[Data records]
========================================

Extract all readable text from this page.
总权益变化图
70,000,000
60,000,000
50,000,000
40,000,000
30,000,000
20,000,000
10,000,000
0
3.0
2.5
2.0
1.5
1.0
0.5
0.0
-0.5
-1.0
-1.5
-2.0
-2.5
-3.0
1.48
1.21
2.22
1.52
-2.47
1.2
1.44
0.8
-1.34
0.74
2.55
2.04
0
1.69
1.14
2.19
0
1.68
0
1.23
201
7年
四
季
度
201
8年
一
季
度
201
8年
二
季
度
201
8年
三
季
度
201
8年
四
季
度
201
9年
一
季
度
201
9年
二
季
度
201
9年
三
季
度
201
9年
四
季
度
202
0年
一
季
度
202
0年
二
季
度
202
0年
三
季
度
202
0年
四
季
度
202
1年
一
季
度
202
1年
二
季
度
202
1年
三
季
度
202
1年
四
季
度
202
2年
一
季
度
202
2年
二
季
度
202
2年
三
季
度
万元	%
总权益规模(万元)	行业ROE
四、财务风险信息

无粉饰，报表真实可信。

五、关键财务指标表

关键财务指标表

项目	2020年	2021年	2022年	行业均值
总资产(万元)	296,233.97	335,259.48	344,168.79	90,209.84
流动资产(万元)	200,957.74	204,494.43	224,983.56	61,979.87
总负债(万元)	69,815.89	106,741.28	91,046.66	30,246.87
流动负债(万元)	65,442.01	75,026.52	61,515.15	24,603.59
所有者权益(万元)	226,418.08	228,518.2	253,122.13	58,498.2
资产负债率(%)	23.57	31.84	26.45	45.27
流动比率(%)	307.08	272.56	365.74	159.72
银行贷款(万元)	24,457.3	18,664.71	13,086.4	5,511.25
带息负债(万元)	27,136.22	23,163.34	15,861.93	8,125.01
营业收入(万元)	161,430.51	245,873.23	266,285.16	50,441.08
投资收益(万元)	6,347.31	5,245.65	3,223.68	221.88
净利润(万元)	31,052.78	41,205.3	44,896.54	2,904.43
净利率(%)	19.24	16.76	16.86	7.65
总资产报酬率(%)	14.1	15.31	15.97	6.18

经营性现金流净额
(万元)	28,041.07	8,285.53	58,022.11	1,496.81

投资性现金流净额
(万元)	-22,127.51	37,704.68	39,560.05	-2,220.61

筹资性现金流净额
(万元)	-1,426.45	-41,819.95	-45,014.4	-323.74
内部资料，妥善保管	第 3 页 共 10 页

========================================

## [What you are asked to do]
Reproduce the listing above verbatim, from first line to last.

## [The completed task]
Extract all readable text from this page.
总权益变化图
70,000,000
60,000,000
50,000,000
40,000,000
30,000,000
20,000,000
10,000,000
0
3.0
2.5
2.0
1.5
1.0
0.5
0.0
-0.5
-1.0
-1.5
-2.0
-2.5
-3.0
1.48
1.21
2.22
1.52
-2.47
1.2
1.44
0.8
-1.34
0.74
2.55
2.04
0
1.69
1.14
2.19
0
1.68
0
1.23
201
7年
四
季
度
201
8年
一
季
度
201
8年
二
季
度
201
8年
三
季
度
201
8年
四
季
度
201
9年
一
季
度
201
9年
二
季
度
201
9年
三
季
度
201
9年
四
季
度
202
0年
一
季
度
202
0年
二
季
度
202
0年
三
季
度
202
0年
四
季
度
202
1年
一
季
度
202
1年
二
季
度
202
1年
三
季
度
202
1年
四
季
度
202
2年
一
季
度
202
2年
二
季
度
202
2年
三
季
度
万元	%
总权益规模(万元)	行业ROE
四、财务风险信息

无粉饰，报表真实可信。

五、关键财务指标表

关键财务指标表

项目	2020年	2021年	2022年	行业均值
总资产(万元)	296,233.97	335,259.48	344,168.79	90,209.84
流动资产(万元)	200,957.74	204,494.43	224,983.56	61,979.87
总负债(万元)	69,815.89	106,741.28	91,046.66	30,246.87
流动负债(万元)	65,442.01	75,026.52	61,515.15	24,603.59
所有者权益(万元)	226,418.08	228,518.2	253,122.13	58,498.2
资产负债率(%)	23.57	31.84	26.45	45.27
流动比率(%)	307.08	272.56	365.74	159.72
银行贷款(万元)	24,457.3	18,664.71	13,086.4	5,511.25
带息负债(万元)	27,136.22	23,163.34	15,861.93	8,125.01
营业收入(万元)	161,430.51	245,873.23	266,285.16	50,441.08
投资收益(万元)	6,347.31	5,245.65	3,223.68	221.88
净利润(万元)	31,052.78	41,205.3	44,896.54	2,904.43
净利率(%)	19.24	16.76	16.86	7.65
总资产报酬率(%)	14.1	15.31	15.97	6.18

经营性现金流净额
(万元)	28,041.07	8,285.53	58,022.11	1,496.81

投资性现金流净额
(万元)	-22,127.51	37,704.68	39,560.05	-2,220.61

筹资性现金流净额
(万元)	-1,426.45	-41,819.95	-45,014.4	-323.74
内部资料，妥善保管	第 3 页 共 10 页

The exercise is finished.